**What you have to do**
Reproduce every one of the following entries line for line, without changing anything.

-- Begin Exercise input --

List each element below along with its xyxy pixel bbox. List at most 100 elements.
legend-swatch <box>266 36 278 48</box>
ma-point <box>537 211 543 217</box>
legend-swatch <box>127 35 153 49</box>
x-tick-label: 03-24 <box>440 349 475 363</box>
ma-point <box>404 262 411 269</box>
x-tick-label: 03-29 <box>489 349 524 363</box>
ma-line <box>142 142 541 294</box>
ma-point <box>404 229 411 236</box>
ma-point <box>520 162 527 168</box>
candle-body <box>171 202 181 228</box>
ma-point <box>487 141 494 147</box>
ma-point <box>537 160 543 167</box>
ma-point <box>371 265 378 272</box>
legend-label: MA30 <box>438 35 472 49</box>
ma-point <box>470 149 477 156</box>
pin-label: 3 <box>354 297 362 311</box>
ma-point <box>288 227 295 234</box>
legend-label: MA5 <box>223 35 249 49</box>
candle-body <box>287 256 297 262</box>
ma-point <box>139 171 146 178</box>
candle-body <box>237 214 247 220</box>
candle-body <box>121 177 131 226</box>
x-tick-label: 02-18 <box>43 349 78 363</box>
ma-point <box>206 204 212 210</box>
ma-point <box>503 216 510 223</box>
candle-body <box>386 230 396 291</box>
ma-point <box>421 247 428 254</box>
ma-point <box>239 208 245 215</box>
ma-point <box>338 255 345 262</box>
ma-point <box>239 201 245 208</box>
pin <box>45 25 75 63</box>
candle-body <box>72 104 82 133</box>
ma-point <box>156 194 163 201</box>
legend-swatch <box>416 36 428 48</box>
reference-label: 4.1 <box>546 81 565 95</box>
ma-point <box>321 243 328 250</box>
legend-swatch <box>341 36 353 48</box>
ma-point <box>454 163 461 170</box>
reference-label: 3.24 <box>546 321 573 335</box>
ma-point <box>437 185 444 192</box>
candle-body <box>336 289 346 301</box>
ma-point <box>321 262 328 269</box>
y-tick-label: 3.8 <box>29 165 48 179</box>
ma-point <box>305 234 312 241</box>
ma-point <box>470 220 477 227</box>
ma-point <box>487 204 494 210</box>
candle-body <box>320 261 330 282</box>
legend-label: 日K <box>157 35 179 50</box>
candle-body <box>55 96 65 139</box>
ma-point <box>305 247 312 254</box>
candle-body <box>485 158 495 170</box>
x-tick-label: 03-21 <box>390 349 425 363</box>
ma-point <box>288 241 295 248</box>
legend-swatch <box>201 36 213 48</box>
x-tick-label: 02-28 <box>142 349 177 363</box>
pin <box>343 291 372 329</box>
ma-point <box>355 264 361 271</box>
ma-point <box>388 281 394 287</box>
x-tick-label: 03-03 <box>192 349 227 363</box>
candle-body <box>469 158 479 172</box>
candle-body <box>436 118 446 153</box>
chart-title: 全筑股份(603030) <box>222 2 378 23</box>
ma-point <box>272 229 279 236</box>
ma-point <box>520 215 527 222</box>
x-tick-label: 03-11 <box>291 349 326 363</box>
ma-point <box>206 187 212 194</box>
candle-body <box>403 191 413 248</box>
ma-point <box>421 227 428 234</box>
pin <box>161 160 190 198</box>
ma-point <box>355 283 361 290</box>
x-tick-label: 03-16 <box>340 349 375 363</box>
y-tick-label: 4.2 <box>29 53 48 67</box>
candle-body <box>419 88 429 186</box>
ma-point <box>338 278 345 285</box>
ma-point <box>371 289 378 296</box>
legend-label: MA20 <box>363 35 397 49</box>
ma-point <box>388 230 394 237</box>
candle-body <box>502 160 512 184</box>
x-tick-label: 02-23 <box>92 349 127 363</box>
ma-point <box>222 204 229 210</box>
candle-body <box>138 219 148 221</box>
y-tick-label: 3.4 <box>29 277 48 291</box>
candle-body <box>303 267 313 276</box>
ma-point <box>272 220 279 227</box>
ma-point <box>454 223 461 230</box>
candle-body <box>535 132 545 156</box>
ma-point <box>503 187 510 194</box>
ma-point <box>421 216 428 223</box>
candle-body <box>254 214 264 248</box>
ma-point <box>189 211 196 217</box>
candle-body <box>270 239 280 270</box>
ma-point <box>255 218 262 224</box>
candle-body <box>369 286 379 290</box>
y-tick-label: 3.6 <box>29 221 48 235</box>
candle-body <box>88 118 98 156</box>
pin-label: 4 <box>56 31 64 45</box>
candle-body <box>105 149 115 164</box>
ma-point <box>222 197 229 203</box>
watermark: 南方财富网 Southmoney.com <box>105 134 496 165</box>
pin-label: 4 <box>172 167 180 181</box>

-- End Exercise input --

**Problem solution**
List each element below along with its xyxy pixel bbox. List at most 100 elements.
legend-swatch <box>266 36 278 48</box>
ma-point <box>537 211 543 217</box>
legend-swatch <box>127 35 153 49</box>
x-tick-label: 03-24 <box>440 349 475 363</box>
ma-point <box>404 262 411 269</box>
x-tick-label: 03-29 <box>489 349 524 363</box>
ma-line <box>142 142 541 294</box>
ma-point <box>404 229 411 236</box>
ma-point <box>520 162 527 168</box>
candle-body <box>171 202 181 228</box>
ma-point <box>487 141 494 147</box>
ma-point <box>537 160 543 167</box>
ma-point <box>371 265 378 272</box>
legend-label: MA30 <box>438 35 472 49</box>
ma-point <box>470 149 477 156</box>
pin-label: 3 <box>354 297 362 311</box>
ma-point <box>288 227 295 234</box>
legend-label: MA5 <box>223 35 249 49</box>
candle-body <box>287 256 297 262</box>
ma-point <box>139 171 146 178</box>
candle-body <box>237 214 247 220</box>
candle-body <box>121 177 131 226</box>
x-tick-label: 02-18 <box>43 349 78 363</box>
ma-point <box>206 204 212 210</box>
ma-point <box>503 216 510 223</box>
candle-body <box>386 230 396 291</box>
ma-point <box>421 247 428 254</box>
ma-point <box>239 208 245 215</box>
ma-point <box>338 255 345 262</box>
ma-point <box>239 201 245 208</box>
pin <box>45 25 75 63</box>
candle-body <box>72 104 82 133</box>
ma-point <box>156 194 163 201</box>
legend-swatch <box>416 36 428 48</box>
reference-label: 4.1 <box>546 81 565 95</box>
ma-point <box>321 243 328 250</box>
legend-swatch <box>341 36 353 48</box>
ma-point <box>454 163 461 170</box>
reference-label: 3.24 <box>546 321 573 335</box>
ma-point <box>437 185 444 192</box>
candle-body <box>336 289 346 301</box>
ma-point <box>321 262 328 269</box>
y-tick-label: 3.8 <box>29 165 48 179</box>
ma-point <box>305 234 312 241</box>
ma-point <box>470 220 477 227</box>
ma-point <box>487 204 494 210</box>
candle-body <box>320 261 330 282</box>
legend-label: 日K <box>157 35 179 50</box>
candle-body <box>55 96 65 139</box>
ma-point <box>305 247 312 254</box>
candle-body <box>485 158 495 170</box>
x-tick-label: 03-21 <box>390 349 425 363</box>
ma-point <box>288 241 295 248</box>
legend-swatch <box>201 36 213 48</box>
x-tick-label: 02-28 <box>142 349 177 363</box>
pin <box>343 291 372 329</box>
ma-point <box>355 264 361 271</box>
ma-point <box>388 281 394 287</box>
x-tick-label: 03-03 <box>192 349 227 363</box>
candle-body <box>469 158 479 172</box>
candle-body <box>436 118 446 153</box>
chart-title: 全筑股份(603030) <box>222 2 378 23</box>
ma-point <box>272 229 279 236</box>
ma-point <box>520 215 527 222</box>
x-tick-label: 03-11 <box>291 349 326 363</box>
ma-point <box>206 187 212 194</box>
candle-body <box>403 191 413 248</box>
ma-point <box>421 227 428 234</box>
pin <box>161 160 190 198</box>
ma-point <box>355 283 361 290</box>
x-tick-label: 03-16 <box>340 349 375 363</box>
y-tick-label: 4.2 <box>29 53 48 67</box>
candle-body <box>419 88 429 186</box>
ma-point <box>338 278 345 285</box>
ma-point <box>371 289 378 296</box>
legend-label: MA20 <box>363 35 397 49</box>
ma-point <box>388 230 394 237</box>
candle-body <box>502 160 512 184</box>
x-tick-label: 02-23 <box>92 349 127 363</box>
ma-point <box>222 204 229 210</box>
candle-body <box>138 219 148 221</box>
y-tick-label: 3.4 <box>29 277 48 291</box>
candle-body <box>303 267 313 276</box>
ma-point <box>272 220 279 227</box>
ma-point <box>454 223 461 230</box>
candle-body <box>535 132 545 156</box>
ma-point <box>503 187 510 194</box>
ma-point <box>421 216 428 223</box>
candle-body <box>254 214 264 248</box>
ma-point <box>189 211 196 217</box>
candle-body <box>270 239 280 270</box>
ma-point <box>255 218 262 224</box>
candle-body <box>369 286 379 290</box>
y-tick-label: 3.6 <box>29 221 48 235</box>
candle-body <box>88 118 98 156</box>
pin-label: 4 <box>56 31 64 45</box>
candle-body <box>105 149 115 164</box>
ma-point <box>222 197 229 203</box>
watermark: 南方财富网 Southmoney.com <box>105 134 496 165</box>
pin-label: 4 <box>172 167 180 181</box>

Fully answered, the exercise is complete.